▶ _What needs to be done_
Lines containing the word "title" need to be counted. Please reply with how many there are, and nothing else.

▶ _Records for processing_
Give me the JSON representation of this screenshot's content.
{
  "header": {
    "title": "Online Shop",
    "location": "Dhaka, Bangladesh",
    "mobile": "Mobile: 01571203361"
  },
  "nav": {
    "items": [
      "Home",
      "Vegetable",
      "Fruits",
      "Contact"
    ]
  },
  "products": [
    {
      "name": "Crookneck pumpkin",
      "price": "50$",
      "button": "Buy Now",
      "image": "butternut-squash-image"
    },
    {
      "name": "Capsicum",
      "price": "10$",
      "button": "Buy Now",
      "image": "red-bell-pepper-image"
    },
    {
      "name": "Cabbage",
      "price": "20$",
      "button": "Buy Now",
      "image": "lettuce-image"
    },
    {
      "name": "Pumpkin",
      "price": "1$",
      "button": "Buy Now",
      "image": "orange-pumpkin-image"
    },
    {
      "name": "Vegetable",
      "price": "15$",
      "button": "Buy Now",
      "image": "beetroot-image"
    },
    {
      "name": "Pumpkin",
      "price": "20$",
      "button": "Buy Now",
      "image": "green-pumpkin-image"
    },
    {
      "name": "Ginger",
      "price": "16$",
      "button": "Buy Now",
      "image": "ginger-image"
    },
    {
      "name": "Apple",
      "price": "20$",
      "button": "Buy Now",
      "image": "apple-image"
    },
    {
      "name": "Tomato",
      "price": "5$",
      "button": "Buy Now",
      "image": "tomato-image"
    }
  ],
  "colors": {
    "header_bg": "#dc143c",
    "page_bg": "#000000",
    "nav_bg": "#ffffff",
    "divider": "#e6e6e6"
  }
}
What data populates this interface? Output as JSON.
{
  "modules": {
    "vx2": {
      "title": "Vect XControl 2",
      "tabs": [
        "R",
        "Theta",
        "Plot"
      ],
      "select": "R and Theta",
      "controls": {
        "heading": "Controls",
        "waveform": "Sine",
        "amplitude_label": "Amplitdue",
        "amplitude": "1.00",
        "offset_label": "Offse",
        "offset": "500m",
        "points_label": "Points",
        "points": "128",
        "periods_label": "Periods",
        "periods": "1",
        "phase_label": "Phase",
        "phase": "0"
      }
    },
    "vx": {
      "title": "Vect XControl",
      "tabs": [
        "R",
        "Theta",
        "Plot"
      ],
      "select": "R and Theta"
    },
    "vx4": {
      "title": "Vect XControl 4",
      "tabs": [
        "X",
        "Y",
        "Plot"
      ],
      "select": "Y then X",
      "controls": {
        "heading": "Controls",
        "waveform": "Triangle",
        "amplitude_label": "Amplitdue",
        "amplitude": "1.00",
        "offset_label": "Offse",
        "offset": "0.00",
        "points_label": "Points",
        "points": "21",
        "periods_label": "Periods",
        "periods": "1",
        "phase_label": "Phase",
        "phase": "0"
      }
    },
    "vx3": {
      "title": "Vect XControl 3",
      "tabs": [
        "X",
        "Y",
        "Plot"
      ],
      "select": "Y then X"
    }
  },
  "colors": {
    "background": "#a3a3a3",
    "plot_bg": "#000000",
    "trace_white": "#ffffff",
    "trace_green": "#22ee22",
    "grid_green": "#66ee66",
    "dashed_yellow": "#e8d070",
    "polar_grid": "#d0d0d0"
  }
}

▶ _Answer_
5